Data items

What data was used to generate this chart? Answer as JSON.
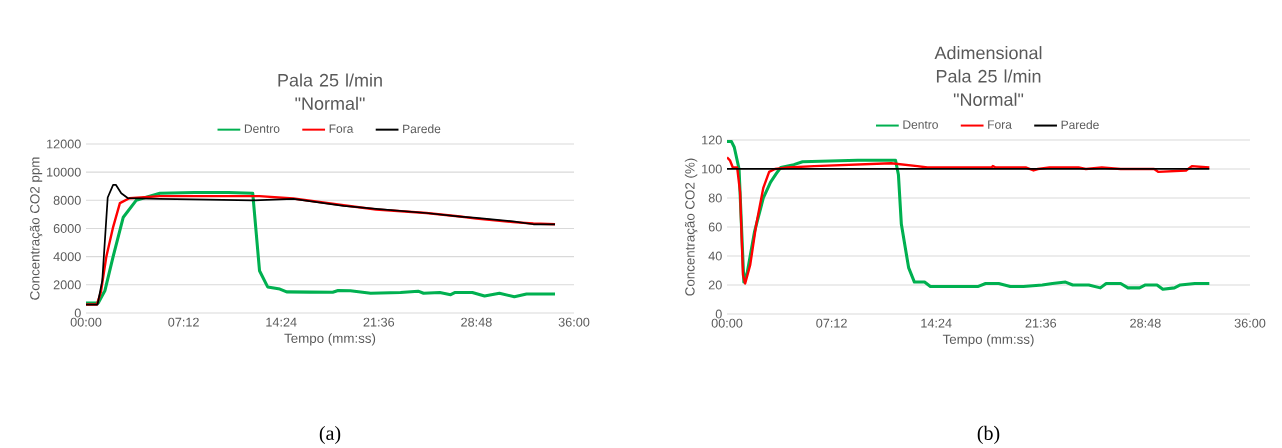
{
  "chart_data": [
    {
      "type": "line",
      "title": "Pala 25 l/min",
      "subtitle": "\"Normal\"",
      "xlabel": "Tempo (mm:ss)",
      "ylabel": "Concentração CO2 ppm",
      "annotations": [
        "(a)"
      ],
      "xlim": [
        0,
        36
      ],
      "xticks": [
        {
          "value": 0,
          "label": "00:00"
        },
        {
          "value": 7.2,
          "label": "07:12"
        },
        {
          "value": 14.4,
          "label": "14:24"
        },
        {
          "value": 21.6,
          "label": "21:36"
        },
        {
          "value": 28.8,
          "label": "28:48"
        },
        {
          "value": 36,
          "label": "36:00"
        }
      ],
      "ylim": [
        0,
        12000
      ],
      "yticks": [
        0,
        2000,
        4000,
        6000,
        8000,
        10000,
        12000
      ],
      "grid": "y",
      "legend": "top",
      "series": [
        {
          "name": "Dentro",
          "color": "#00b050",
          "x": [
            0,
            0.9,
            1.4,
            2.0,
            2.75,
            3.7,
            5.45,
            8.0,
            10.5,
            12.3,
            12.8,
            13.4,
            14.3,
            14.8,
            16.5,
            18.2,
            18.6,
            19.5,
            21.0,
            23.2,
            24.5,
            24.9,
            26.1,
            26.9,
            27.2,
            28.5,
            29.4,
            30.5,
            31.6,
            32.5,
            34.6
          ],
          "values": [
            700,
            700,
            1600,
            4000,
            6800,
            8000,
            8500,
            8550,
            8550,
            8500,
            3000,
            1850,
            1700,
            1500,
            1480,
            1470,
            1600,
            1580,
            1400,
            1450,
            1550,
            1400,
            1450,
            1300,
            1450,
            1450,
            1200,
            1400,
            1150,
            1350,
            1350
          ]
        },
        {
          "name": "Fora",
          "color": "#ff0000",
          "x": [
            0,
            0.8,
            1.1,
            1.5,
            2.0,
            2.5,
            3.2,
            5.45,
            9.0,
            12.8,
            15.3,
            19.0,
            21.4,
            25.1,
            27.6,
            28.8,
            31.5,
            33.0,
            34.6
          ],
          "values": [
            600,
            600,
            1500,
            4000,
            6100,
            7800,
            8150,
            8300,
            8300,
            8300,
            8130,
            7650,
            7350,
            7100,
            6850,
            6700,
            6450,
            6350,
            6300
          ]
        },
        {
          "name": "Parede",
          "color": "#000000",
          "x": [
            0,
            0.85,
            1.2,
            1.6,
            2.0,
            2.2,
            2.6,
            3.1,
            5.45,
            9.0,
            12.3,
            15.3,
            19.0,
            21.4,
            25.1,
            27.6,
            28.8,
            31.5,
            33.0,
            34.6
          ],
          "values": [
            600,
            600,
            2300,
            8200,
            9100,
            9100,
            8500,
            8150,
            8100,
            8050,
            8000,
            8100,
            7600,
            7400,
            7100,
            6850,
            6750,
            6500,
            6300,
            6300
          ]
        }
      ]
    },
    {
      "type": "line",
      "title": "Adimensional",
      "subtitle": "Pala 25 l/min \"Normal\"",
      "xlabel": "Tempo (mm:ss)",
      "ylabel": "Concentração CO2 (%)",
      "annotations": [
        "(b)"
      ],
      "xlim": [
        0,
        36
      ],
      "xticks": [
        {
          "value": 0,
          "label": "00:00"
        },
        {
          "value": 7.2,
          "label": "07:12"
        },
        {
          "value": 14.4,
          "label": "14:24"
        },
        {
          "value": 21.6,
          "label": "21:36"
        },
        {
          "value": 28.8,
          "label": "28:48"
        },
        {
          "value": 36,
          "label": "36:00"
        }
      ],
      "ylim": [
        0,
        120
      ],
      "yticks": [
        0,
        20,
        40,
        60,
        80,
        100,
        120
      ],
      "grid": "y",
      "legend": "top",
      "series": [
        {
          "name": "Dentro",
          "color": "#00b050",
          "x": [
            0,
            0.3,
            0.5,
            0.83,
            1.16,
            1.4,
            1.9,
            2.5,
            3.0,
            3.4,
            3.7,
            4.6,
            5.2,
            9.0,
            11.6,
            11.8,
            12.0,
            12.5,
            12.9,
            13.6,
            14.0,
            15.1,
            17.3,
            17.8,
            18.7,
            19.5,
            20.4,
            21.7,
            22.4,
            23.3,
            23.8,
            24.9,
            25.7,
            26.1,
            27.1,
            27.6,
            28.4,
            28.8,
            29.6,
            30.0,
            30.8,
            31.2,
            32.2,
            33.2
          ],
          "values": [
            119,
            119,
            115,
            100,
            22,
            29,
            57,
            80,
            91,
            97,
            101,
            103,
            105,
            106,
            106,
            96,
            62,
            32,
            22,
            22,
            19,
            19,
            19,
            21,
            21,
            19,
            19,
            20,
            21,
            22,
            20,
            20,
            18,
            21,
            21,
            18,
            18,
            20,
            20,
            17,
            18,
            20,
            21,
            21
          ]
        },
        {
          "name": "Fora",
          "color": "#ff0000",
          "x": [
            0,
            0.2,
            0.4,
            0.7,
            0.9,
            1.1,
            1.25,
            1.6,
            2.0,
            2.5,
            2.9,
            3.3,
            4.2,
            6.0,
            11.3,
            13.1,
            13.8,
            18.2,
            18.3,
            18.5,
            20.6,
            21.1,
            21.4,
            22.2,
            24.2,
            24.7,
            25.8,
            27.1,
            29.4,
            29.7,
            31.6,
            32.0,
            33.2
          ],
          "values": [
            108,
            106,
            101,
            101,
            84,
            27,
            21,
            34,
            61,
            87,
            98,
            100,
            101,
            102,
            104,
            102,
            101,
            101,
            102,
            101,
            101,
            99,
            100,
            101,
            101,
            100,
            101,
            100,
            100,
            98,
            99,
            102,
            101
          ]
        },
        {
          "name": "Parede",
          "color": "#000000",
          "x": [
            0,
            33.2
          ],
          "values": [
            100,
            100
          ]
        }
      ]
    }
  ]
}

Required task:
Retype the listing exactly. Pictures do not belong in the copy.

Solution for this problem:
What data was used to generate this chart? Answer as JSON.
{
  "chart_data": [
    {
      "type": "line",
      "title": "Pala 25 l/min",
      "subtitle": "\"Normal\"",
      "xlabel": "Tempo (mm:ss)",
      "ylabel": "Concentração CO2 ppm",
      "annotations": [
        "(a)"
      ],
      "xlim": [
        0,
        36
      ],
      "xticks": [
        {
          "value": 0,
          "label": "00:00"
        },
        {
          "value": 7.2,
          "label": "07:12"
        },
        {
          "value": 14.4,
          "label": "14:24"
        },
        {
          "value": 21.6,
          "label": "21:36"
        },
        {
          "value": 28.8,
          "label": "28:48"
        },
        {
          "value": 36,
          "label": "36:00"
        }
      ],
      "ylim": [
        0,
        12000
      ],
      "yticks": [
        0,
        2000,
        4000,
        6000,
        8000,
        10000,
        12000
      ],
      "grid": "y",
      "legend": "top",
      "series": [
        {
          "name": "Dentro",
          "color": "#00b050",
          "x": [
            0,
            0.9,
            1.4,
            2.0,
            2.75,
            3.7,
            5.45,
            8.0,
            10.5,
            12.3,
            12.8,
            13.4,
            14.3,
            14.8,
            16.5,
            18.2,
            18.6,
            19.5,
            21.0,
            23.2,
            24.5,
            24.9,
            26.1,
            26.9,
            27.2,
            28.5,
            29.4,
            30.5,
            31.6,
            32.5,
            34.6
          ],
          "values": [
            700,
            700,
            1600,
            4000,
            6800,
            8000,
            8500,
            8550,
            8550,
            8500,
            3000,
            1850,
            1700,
            1500,
            1480,
            1470,
            1600,
            1580,
            1400,
            1450,
            1550,
            1400,
            1450,
            1300,
            1450,
            1450,
            1200,
            1400,
            1150,
            1350,
            1350
          ]
        },
        {
          "name": "Fora",
          "color": "#ff0000",
          "x": [
            0,
            0.8,
            1.1,
            1.5,
            2.0,
            2.5,
            3.2,
            5.45,
            9.0,
            12.8,
            15.3,
            19.0,
            21.4,
            25.1,
            27.6,
            28.8,
            31.5,
            33.0,
            34.6
          ],
          "values": [
            600,
            600,
            1500,
            4000,
            6100,
            7800,
            8150,
            8300,
            8300,
            8300,
            8130,
            7650,
            7350,
            7100,
            6850,
            6700,
            6450,
            6350,
            6300
          ]
        },
        {
          "name": "Parede",
          "color": "#000000",
          "x": [
            0,
            0.85,
            1.2,
            1.6,
            2.0,
            2.2,
            2.6,
            3.1,
            5.45,
            9.0,
            12.3,
            15.3,
            19.0,
            21.4,
            25.1,
            27.6,
            28.8,
            31.5,
            33.0,
            34.6
          ],
          "values": [
            600,
            600,
            2300,
            8200,
            9100,
            9100,
            8500,
            8150,
            8100,
            8050,
            8000,
            8100,
            7600,
            7400,
            7100,
            6850,
            6750,
            6500,
            6300,
            6300
          ]
        }
      ]
    },
    {
      "type": "line",
      "title": "Adimensional",
      "subtitle": "Pala 25 l/min \"Normal\"",
      "xlabel": "Tempo (mm:ss)",
      "ylabel": "Concentração CO2 (%)",
      "annotations": [
        "(b)"
      ],
      "xlim": [
        0,
        36
      ],
      "xticks": [
        {
          "value": 0,
          "label": "00:00"
        },
        {
          "value": 7.2,
          "label": "07:12"
        },
        {
          "value": 14.4,
          "label": "14:24"
        },
        {
          "value": 21.6,
          "label": "21:36"
        },
        {
          "value": 28.8,
          "label": "28:48"
        },
        {
          "value": 36,
          "label": "36:00"
        }
      ],
      "ylim": [
        0,
        120
      ],
      "yticks": [
        0,
        20,
        40,
        60,
        80,
        100,
        120
      ],
      "grid": "y",
      "legend": "top",
      "series": [
        {
          "name": "Dentro",
          "color": "#00b050",
          "x": [
            0,
            0.3,
            0.5,
            0.83,
            1.16,
            1.4,
            1.9,
            2.5,
            3.0,
            3.4,
            3.7,
            4.6,
            5.2,
            9.0,
            11.6,
            11.8,
            12.0,
            12.5,
            12.9,
            13.6,
            14.0,
            15.1,
            17.3,
            17.8,
            18.7,
            19.5,
            20.4,
            21.7,
            22.4,
            23.3,
            23.8,
            24.9,
            25.7,
            26.1,
            27.1,
            27.6,
            28.4,
            28.8,
            29.6,
            30.0,
            30.8,
            31.2,
            32.2,
            33.2
          ],
          "values": [
            119,
            119,
            115,
            100,
            22,
            29,
            57,
            80,
            91,
            97,
            101,
            103,
            105,
            106,
            106,
            96,
            62,
            32,
            22,
            22,
            19,
            19,
            19,
            21,
            21,
            19,
            19,
            20,
            21,
            22,
            20,
            20,
            18,
            21,
            21,
            18,
            18,
            20,
            20,
            17,
            18,
            20,
            21,
            21
          ]
        },
        {
          "name": "Fora",
          "color": "#ff0000",
          "x": [
            0,
            0.2,
            0.4,
            0.7,
            0.9,
            1.1,
            1.25,
            1.6,
            2.0,
            2.5,
            2.9,
            3.3,
            4.2,
            6.0,
            11.3,
            13.1,
            13.8,
            18.2,
            18.3,
            18.5,
            20.6,
            21.1,
            21.4,
            22.2,
            24.2,
            24.7,
            25.8,
            27.1,
            29.4,
            29.7,
            31.6,
            32.0,
            33.2
          ],
          "values": [
            108,
            106,
            101,
            101,
            84,
            27,
            21,
            34,
            61,
            87,
            98,
            100,
            101,
            102,
            104,
            102,
            101,
            101,
            102,
            101,
            101,
            99,
            100,
            101,
            101,
            100,
            101,
            100,
            100,
            98,
            99,
            102,
            101
          ]
        },
        {
          "name": "Parede",
          "color": "#000000",
          "x": [
            0,
            33.2
          ],
          "values": [
            100,
            100
          ]
        }
      ]
    }
  ]
}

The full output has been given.